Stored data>
--------------------------------------------------

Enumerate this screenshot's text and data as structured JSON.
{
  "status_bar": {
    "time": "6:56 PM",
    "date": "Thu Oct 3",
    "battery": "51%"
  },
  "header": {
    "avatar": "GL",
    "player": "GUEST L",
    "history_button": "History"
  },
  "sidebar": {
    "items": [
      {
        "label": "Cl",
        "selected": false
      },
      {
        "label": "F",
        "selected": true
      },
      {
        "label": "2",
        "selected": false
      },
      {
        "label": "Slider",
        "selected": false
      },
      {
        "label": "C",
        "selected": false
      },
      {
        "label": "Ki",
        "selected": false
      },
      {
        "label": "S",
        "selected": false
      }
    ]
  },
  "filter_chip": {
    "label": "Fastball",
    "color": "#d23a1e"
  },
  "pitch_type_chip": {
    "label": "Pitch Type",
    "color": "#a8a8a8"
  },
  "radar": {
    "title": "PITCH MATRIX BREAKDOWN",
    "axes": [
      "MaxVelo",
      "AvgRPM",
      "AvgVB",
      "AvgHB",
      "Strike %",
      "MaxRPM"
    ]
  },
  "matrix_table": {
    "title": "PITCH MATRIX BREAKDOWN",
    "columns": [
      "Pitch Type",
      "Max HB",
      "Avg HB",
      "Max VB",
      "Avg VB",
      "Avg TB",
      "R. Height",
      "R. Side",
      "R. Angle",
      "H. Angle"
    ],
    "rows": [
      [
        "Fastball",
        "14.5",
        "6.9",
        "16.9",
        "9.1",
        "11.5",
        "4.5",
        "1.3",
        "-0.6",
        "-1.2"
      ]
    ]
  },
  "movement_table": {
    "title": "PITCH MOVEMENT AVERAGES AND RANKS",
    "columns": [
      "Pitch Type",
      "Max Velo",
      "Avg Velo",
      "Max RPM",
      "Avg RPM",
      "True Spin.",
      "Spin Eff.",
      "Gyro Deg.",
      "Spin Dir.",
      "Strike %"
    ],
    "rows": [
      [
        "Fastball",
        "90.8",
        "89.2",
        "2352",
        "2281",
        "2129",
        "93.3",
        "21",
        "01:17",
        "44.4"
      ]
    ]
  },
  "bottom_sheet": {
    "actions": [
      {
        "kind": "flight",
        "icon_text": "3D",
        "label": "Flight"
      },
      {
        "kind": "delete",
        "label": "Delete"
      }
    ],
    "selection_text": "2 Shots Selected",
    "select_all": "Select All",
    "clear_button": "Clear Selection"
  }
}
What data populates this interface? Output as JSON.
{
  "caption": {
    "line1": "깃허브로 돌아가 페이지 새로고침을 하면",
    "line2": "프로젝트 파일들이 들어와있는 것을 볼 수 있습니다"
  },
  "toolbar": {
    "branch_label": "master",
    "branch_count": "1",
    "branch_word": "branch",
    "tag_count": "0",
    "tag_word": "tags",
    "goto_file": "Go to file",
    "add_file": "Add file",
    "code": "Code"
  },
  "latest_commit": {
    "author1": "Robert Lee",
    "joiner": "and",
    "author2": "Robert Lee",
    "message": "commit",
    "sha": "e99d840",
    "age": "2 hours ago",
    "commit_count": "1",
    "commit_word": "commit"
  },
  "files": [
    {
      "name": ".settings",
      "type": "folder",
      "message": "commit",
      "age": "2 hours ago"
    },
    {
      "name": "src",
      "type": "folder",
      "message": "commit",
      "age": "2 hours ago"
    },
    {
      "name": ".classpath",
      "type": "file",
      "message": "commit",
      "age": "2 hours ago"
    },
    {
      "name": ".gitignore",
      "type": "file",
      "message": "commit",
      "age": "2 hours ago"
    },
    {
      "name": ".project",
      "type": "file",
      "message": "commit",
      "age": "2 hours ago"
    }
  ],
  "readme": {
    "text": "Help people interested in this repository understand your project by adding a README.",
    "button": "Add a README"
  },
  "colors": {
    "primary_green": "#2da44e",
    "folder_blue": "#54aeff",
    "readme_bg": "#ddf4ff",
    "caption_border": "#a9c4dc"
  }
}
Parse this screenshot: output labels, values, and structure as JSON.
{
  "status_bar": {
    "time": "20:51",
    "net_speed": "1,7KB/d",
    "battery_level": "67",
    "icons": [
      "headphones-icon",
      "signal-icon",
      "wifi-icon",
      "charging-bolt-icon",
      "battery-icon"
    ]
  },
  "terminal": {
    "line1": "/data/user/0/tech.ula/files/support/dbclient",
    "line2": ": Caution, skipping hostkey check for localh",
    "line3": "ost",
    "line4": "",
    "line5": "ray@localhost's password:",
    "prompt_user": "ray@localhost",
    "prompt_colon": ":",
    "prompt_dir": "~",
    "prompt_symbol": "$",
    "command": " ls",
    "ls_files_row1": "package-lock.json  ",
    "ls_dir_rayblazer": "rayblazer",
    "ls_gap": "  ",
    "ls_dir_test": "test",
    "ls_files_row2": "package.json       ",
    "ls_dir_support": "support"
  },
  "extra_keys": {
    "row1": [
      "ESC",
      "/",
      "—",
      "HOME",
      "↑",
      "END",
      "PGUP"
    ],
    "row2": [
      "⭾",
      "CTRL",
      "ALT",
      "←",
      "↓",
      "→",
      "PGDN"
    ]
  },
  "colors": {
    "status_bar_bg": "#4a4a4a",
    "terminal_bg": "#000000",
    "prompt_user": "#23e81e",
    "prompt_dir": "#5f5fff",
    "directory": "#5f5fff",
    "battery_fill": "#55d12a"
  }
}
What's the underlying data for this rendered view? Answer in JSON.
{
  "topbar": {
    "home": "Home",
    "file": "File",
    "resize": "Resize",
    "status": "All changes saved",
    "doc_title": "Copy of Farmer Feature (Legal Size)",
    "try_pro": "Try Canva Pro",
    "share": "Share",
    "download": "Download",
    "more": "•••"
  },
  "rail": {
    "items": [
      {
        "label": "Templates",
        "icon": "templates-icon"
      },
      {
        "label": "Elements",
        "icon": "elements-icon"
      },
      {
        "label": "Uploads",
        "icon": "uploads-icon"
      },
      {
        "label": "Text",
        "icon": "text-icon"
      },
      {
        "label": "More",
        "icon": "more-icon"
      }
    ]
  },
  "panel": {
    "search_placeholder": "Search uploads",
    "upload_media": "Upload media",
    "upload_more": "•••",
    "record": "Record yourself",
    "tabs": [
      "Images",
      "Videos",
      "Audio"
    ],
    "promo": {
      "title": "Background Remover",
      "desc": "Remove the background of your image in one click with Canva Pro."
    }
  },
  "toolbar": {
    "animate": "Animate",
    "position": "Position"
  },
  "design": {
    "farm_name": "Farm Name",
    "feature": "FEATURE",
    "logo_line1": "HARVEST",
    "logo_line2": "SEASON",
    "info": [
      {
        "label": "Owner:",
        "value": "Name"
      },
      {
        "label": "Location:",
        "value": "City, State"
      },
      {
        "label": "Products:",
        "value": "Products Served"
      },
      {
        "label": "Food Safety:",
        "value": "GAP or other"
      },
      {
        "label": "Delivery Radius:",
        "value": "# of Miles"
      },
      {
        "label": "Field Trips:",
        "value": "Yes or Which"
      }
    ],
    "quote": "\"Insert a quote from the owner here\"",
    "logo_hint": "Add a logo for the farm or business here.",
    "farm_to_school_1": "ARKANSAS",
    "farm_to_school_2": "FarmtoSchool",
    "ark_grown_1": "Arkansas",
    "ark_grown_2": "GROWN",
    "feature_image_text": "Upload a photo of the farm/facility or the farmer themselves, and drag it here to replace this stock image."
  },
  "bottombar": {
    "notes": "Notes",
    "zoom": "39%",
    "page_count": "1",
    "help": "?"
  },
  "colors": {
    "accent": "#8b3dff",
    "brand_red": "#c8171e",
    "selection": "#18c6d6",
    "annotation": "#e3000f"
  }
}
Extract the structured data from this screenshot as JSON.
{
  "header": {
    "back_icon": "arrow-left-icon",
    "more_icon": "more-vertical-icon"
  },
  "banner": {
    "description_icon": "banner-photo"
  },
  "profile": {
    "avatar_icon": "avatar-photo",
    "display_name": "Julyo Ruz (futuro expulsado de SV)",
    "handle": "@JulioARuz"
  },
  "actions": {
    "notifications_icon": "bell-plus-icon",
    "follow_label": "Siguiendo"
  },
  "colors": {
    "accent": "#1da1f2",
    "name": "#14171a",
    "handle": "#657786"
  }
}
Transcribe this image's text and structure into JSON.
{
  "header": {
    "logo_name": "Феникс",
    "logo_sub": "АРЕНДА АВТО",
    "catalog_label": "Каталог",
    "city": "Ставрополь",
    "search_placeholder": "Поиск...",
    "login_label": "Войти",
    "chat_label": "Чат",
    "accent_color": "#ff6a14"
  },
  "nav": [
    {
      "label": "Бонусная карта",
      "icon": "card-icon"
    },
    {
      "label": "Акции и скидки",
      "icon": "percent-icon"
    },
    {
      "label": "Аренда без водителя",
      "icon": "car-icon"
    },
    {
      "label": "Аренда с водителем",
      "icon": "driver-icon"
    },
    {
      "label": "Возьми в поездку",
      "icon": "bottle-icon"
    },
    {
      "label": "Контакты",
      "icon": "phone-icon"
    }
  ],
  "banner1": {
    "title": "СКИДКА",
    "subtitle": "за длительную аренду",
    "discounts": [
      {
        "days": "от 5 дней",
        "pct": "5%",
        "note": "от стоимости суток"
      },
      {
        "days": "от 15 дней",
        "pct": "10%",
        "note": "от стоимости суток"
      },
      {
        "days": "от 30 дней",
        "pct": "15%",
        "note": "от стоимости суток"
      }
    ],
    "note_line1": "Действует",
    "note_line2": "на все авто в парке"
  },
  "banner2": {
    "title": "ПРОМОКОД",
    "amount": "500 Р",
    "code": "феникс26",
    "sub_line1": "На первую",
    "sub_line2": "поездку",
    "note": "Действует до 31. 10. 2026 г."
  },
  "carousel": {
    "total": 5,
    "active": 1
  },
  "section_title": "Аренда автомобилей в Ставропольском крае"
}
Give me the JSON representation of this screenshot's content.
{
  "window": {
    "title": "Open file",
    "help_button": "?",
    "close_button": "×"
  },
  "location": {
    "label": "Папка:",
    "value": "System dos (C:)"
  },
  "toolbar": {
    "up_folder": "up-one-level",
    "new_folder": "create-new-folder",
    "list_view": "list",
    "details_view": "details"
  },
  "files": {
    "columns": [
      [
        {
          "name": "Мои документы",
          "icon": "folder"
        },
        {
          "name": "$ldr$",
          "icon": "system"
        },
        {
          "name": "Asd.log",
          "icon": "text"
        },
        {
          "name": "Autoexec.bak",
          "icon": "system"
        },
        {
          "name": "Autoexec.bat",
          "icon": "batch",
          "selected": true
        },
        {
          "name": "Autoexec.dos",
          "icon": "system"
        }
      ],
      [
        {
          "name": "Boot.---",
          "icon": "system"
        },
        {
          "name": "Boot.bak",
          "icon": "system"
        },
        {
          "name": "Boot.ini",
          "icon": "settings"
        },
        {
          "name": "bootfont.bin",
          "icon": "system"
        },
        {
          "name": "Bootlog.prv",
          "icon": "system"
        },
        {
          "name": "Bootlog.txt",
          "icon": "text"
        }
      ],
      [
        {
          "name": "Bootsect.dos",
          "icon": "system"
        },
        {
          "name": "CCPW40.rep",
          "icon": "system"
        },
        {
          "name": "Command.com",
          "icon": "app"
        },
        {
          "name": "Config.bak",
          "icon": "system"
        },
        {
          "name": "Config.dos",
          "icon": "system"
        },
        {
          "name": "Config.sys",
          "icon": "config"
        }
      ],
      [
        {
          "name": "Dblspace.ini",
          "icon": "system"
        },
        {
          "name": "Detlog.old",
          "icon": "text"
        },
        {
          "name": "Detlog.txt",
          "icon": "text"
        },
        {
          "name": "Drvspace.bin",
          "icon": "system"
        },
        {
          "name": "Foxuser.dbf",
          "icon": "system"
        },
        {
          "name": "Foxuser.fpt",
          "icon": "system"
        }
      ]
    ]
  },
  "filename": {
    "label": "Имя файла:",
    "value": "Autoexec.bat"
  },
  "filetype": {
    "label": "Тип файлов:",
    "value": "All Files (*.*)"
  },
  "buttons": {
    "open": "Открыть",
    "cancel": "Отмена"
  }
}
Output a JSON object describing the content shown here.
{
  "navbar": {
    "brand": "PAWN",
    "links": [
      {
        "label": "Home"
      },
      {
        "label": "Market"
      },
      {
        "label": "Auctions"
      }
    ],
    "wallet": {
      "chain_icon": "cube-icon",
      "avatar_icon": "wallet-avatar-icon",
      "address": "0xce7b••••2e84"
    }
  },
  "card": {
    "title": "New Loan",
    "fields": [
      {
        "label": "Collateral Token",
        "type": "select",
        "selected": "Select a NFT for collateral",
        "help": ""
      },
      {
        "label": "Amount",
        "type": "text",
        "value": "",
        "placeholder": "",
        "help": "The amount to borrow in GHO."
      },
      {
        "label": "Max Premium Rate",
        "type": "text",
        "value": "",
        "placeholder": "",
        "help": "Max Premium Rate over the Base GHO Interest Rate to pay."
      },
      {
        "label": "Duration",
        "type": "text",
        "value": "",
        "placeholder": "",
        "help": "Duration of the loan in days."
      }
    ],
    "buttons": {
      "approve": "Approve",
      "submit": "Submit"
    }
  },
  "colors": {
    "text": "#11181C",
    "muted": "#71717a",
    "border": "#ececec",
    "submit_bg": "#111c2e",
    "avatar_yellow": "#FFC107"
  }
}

--------------------------------------------------

Job> Pick out lines containing the word "Premium", each one as written.

Correct answer>
        "label": "Max Premium Rate",
        "help": "Max Premium Rate over the Base GHO Interest Rate to pay."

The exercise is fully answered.